>> begin Records
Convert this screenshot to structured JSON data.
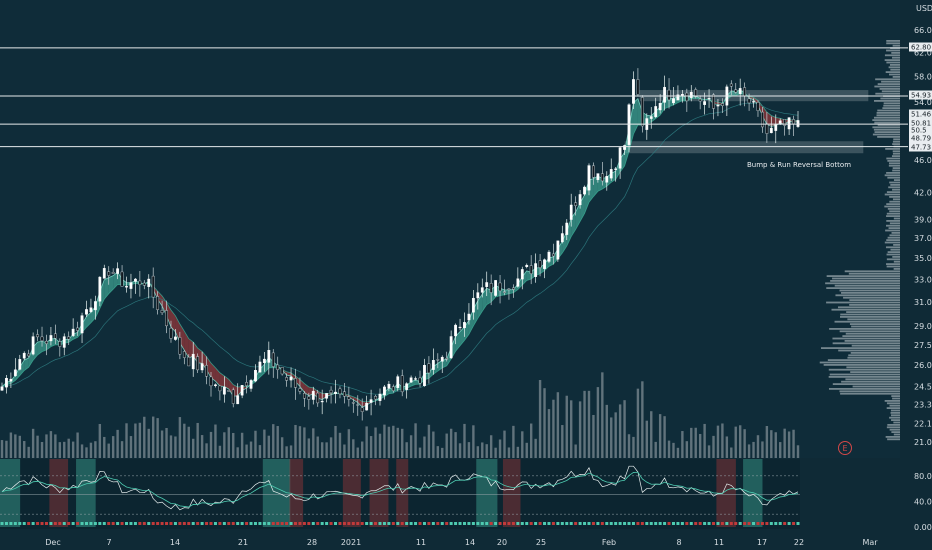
{
  "chart_data": {
    "type": "candlestick",
    "currency_label": "USD",
    "x_tick_labels": [
      "Dec",
      "7",
      "14",
      "21",
      "28",
      "2021",
      "11",
      "14",
      "20",
      "25",
      "Feb",
      "8",
      "11",
      "17",
      "22",
      "Mar"
    ],
    "y_tick_labels": [
      66.0,
      62.0,
      58.0,
      54.0,
      51.0,
      48.0,
      46.0,
      42.0,
      39.0,
      37.0,
      35.0,
      33.0,
      31.0,
      29.0,
      27.5,
      26.0,
      24.5,
      23.3,
      22.1,
      21.0
    ],
    "ylim": [
      21.0,
      66.0
    ],
    "y_scale": "log",
    "horizontal_levels": [
      62.8,
      54.93,
      50.81,
      47.73
    ],
    "price_labels": [
      "62.80",
      "54.93",
      "51.46",
      "50.81",
      "50.5",
      "48.79",
      "47.73"
    ],
    "annotation": "Bump & Run Reversal Bottom",
    "support_zones": [
      [
        54.2,
        55.8
      ],
      [
        46.9,
        48.4
      ]
    ],
    "close_anchors": [
      [
        0,
        24.5
      ],
      [
        4,
        26.5
      ],
      [
        8,
        28.0
      ],
      [
        12,
        27.8
      ],
      [
        16,
        28.5
      ],
      [
        20,
        31.0
      ],
      [
        24,
        34.0
      ],
      [
        28,
        32.5
      ],
      [
        32,
        33.0
      ],
      [
        36,
        30.0
      ],
      [
        40,
        27.0
      ],
      [
        44,
        26.0
      ],
      [
        48,
        24.5
      ],
      [
        52,
        23.8
      ],
      [
        56,
        25.5
      ],
      [
        60,
        26.5
      ],
      [
        64,
        25.0
      ],
      [
        68,
        24.0
      ],
      [
        72,
        23.8
      ],
      [
        76,
        23.5
      ],
      [
        80,
        23.2
      ],
      [
        84,
        24.0
      ],
      [
        88,
        24.5
      ],
      [
        92,
        25.0
      ],
      [
        96,
        25.5
      ],
      [
        100,
        27.0
      ],
      [
        104,
        30.0
      ],
      [
        108,
        32.0
      ],
      [
        112,
        32.5
      ],
      [
        116,
        33.0
      ],
      [
        120,
        34.5
      ],
      [
        124,
        36.0
      ],
      [
        128,
        40.0
      ],
      [
        132,
        45.0
      ],
      [
        136,
        44.0
      ],
      [
        140,
        48.0
      ],
      [
        142,
        58.0
      ],
      [
        144,
        50.0
      ],
      [
        148,
        55.0
      ],
      [
        152,
        56.0
      ],
      [
        156,
        55.0
      ],
      [
        160,
        53.0
      ],
      [
        164,
        56.0
      ],
      [
        168,
        54.0
      ],
      [
        172,
        49.5
      ],
      [
        176,
        50.5
      ]
    ],
    "indicator": {
      "ylim": [
        0,
        100
      ],
      "tick_labels": [
        "80.00",
        "40.00",
        "0.00"
      ],
      "overbought": 80,
      "oversold": 20,
      "mid_line_level": 51
    },
    "colors": {
      "background": "#0f2a36",
      "up": "#4ecbb1",
      "down": "#c23a3a",
      "level_line": "#e6eaec",
      "volume": "#7d8b93",
      "profile": "#c9d1d6"
    }
  },
  "icons": {
    "badge": "E"
  }
}
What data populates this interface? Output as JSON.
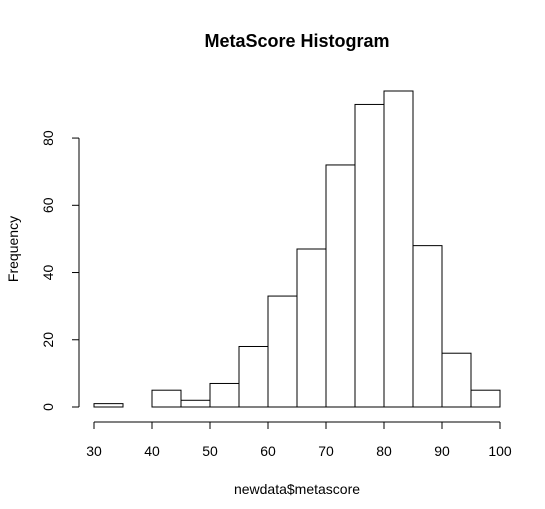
{
  "chart_data": {
    "type": "bar",
    "title": "MetaScore Histogram",
    "xlabel": "newdata$metascore",
    "ylabel": "Frequency",
    "bins": [
      {
        "from": 30,
        "to": 35,
        "count": 1
      },
      {
        "from": 35,
        "to": 40,
        "count": 0
      },
      {
        "from": 40,
        "to": 45,
        "count": 5
      },
      {
        "from": 45,
        "to": 50,
        "count": 2
      },
      {
        "from": 50,
        "to": 55,
        "count": 7
      },
      {
        "from": 55,
        "to": 60,
        "count": 18
      },
      {
        "from": 60,
        "to": 65,
        "count": 33
      },
      {
        "from": 65,
        "to": 70,
        "count": 47
      },
      {
        "from": 70,
        "to": 75,
        "count": 72
      },
      {
        "from": 75,
        "to": 80,
        "count": 90
      },
      {
        "from": 80,
        "to": 85,
        "count": 94
      },
      {
        "from": 85,
        "to": 90,
        "count": 48
      },
      {
        "from": 90,
        "to": 95,
        "count": 16
      },
      {
        "from": 95,
        "to": 100,
        "count": 5
      }
    ],
    "xticks": [
      30,
      40,
      50,
      60,
      70,
      80,
      90,
      100
    ],
    "yticks": [
      0,
      20,
      40,
      60,
      80
    ],
    "xlim": [
      30,
      100
    ],
    "ylim": [
      0,
      94
    ],
    "grid": false
  }
}
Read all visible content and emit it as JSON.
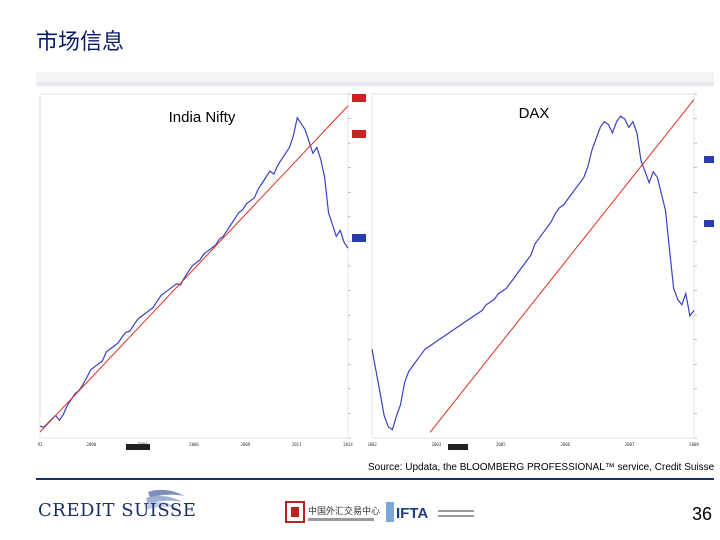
>> end Records
Requirements: Leave out the pictures and reproduce the rest of the listing exactly.

Task solution:
Convert this screenshot to structured JSON data.
{
  "chart_data": {
    "type": "candlestick",
    "currency_label": "USD",
    "x_tick_labels": [
      "Dec",
      "7",
      "14",
      "21",
      "28",
      "2021",
      "11",
      "14",
      "20",
      "25",
      "Feb",
      "8",
      "11",
      "17",
      "22",
      "Mar"
    ],
    "y_tick_labels": [
      66.0,
      62.0,
      58.0,
      54.0,
      51.0,
      48.0,
      46.0,
      42.0,
      39.0,
      37.0,
      35.0,
      33.0,
      31.0,
      29.0,
      27.5,
      26.0,
      24.5,
      23.3,
      22.1,
      21.0
    ],
    "ylim": [
      21.0,
      66.0
    ],
    "y_scale": "log",
    "horizontal_levels": [
      62.8,
      54.93,
      50.81,
      47.73
    ],
    "price_labels": [
      "62.80",
      "54.93",
      "51.46",
      "50.81",
      "50.5",
      "48.79",
      "47.73"
    ],
    "annotation": "Bump & Run Reversal Bottom",
    "support_zones": [
      [
        54.2,
        55.8
      ],
      [
        46.9,
        48.4
      ]
    ],
    "close_anchors": [
      [
        0,
        24.5
      ],
      [
        4,
        26.5
      ],
      [
        8,
        28.0
      ],
      [
        12,
        27.8
      ],
      [
        16,
        28.5
      ],
      [
        20,
        31.0
      ],
      [
        24,
        34.0
      ],
      [
        28,
        32.5
      ],
      [
        32,
        33.0
      ],
      [
        36,
        30.0
      ],
      [
        40,
        27.0
      ],
      [
        44,
        26.0
      ],
      [
        48,
        24.5
      ],
      [
        52,
        23.8
      ],
      [
        56,
        25.5
      ],
      [
        60,
        26.5
      ],
      [
        64,
        25.0
      ],
      [
        68,
        24.0
      ],
      [
        72,
        23.8
      ],
      [
        76,
        23.5
      ],
      [
        80,
        23.2
      ],
      [
        84,
        24.0
      ],
      [
        88,
        24.5
      ],
      [
        92,
        25.0
      ],
      [
        96,
        25.5
      ],
      [
        100,
        27.0
      ],
      [
        104,
        30.0
      ],
      [
        108,
        32.0
      ],
      [
        112,
        32.5
      ],
      [
        116,
        33.0
      ],
      [
        120,
        34.5
      ],
      [
        124,
        36.0
      ],
      [
        128,
        40.0
      ],
      [
        132,
        45.0
      ],
      [
        136,
        44.0
      ],
      [
        140,
        48.0
      ],
      [
        142,
        58.0
      ],
      [
        144,
        50.0
      ],
      [
        148,
        55.0
      ],
      [
        152,
        56.0
      ],
      [
        156,
        55.0
      ],
      [
        160,
        53.0
      ],
      [
        164,
        56.0
      ],
      [
        168,
        54.0
      ],
      [
        172,
        49.5
      ],
      [
        176,
        50.5
      ]
    ],
    "indicator": {
      "ylim": [
        0,
        100
      ],
      "tick_labels": [
        "80.00",
        "40.00",
        "0.00"
      ],
      "overbought": 80,
      "oversold": 20,
      "mid_line_level": 51
    },
    "colors": {
      "background": "#0f2a36",
      "up": "#4ecbb1",
      "down": "#c23a3a",
      "level_line": "#e6eaec",
      "volume": "#7d8b93",
      "profile": "#c9d1d6"
    }
  },
  "icons": {
    "badge": "E"
  }
}
What data populates this interface? Output as JSON.
{
  "chart_data": {
    "type": "bar",
    "title": "MetaScore Histogram",
    "xlabel": "newdata$metascore",
    "ylabel": "Frequency",
    "bins": [
      {
        "from": 30,
        "to": 35,
        "count": 1
      },
      {
        "from": 35,
        "to": 40,
        "count": 0
      },
      {
        "from": 40,
        "to": 45,
        "count": 5
      },
      {
        "from": 45,
        "to": 50,
        "count": 2
      },
      {
        "from": 50,
        "to": 55,
        "count": 7
      },
      {
        "from": 55,
        "to": 60,
        "count": 18
      },
      {
        "from": 60,
        "to": 65,
        "count": 33
      },
      {
        "from": 65,
        "to": 70,
        "count": 47
      },
      {
        "from": 70,
        "to": 75,
        "count": 72
      },
      {
        "from": 75,
        "to": 80,
        "count": 90
      },
      {
        "from": 80,
        "to": 85,
        "count": 94
      },
      {
        "from": 85,
        "to": 90,
        "count": 48
      },
      {
        "from": 90,
        "to": 95,
        "count": 16
      },
      {
        "from": 95,
        "to": 100,
        "count": 5
      }
    ],
    "xticks": [
      30,
      40,
      50,
      60,
      70,
      80,
      90,
      100
    ],
    "yticks": [
      0,
      20,
      40,
      60,
      80
    ],
    "xlim": [
      30,
      100
    ],
    "ylim": [
      0,
      94
    ],
    "grid": false
  }
}
Read all visible content and emit it as JSON.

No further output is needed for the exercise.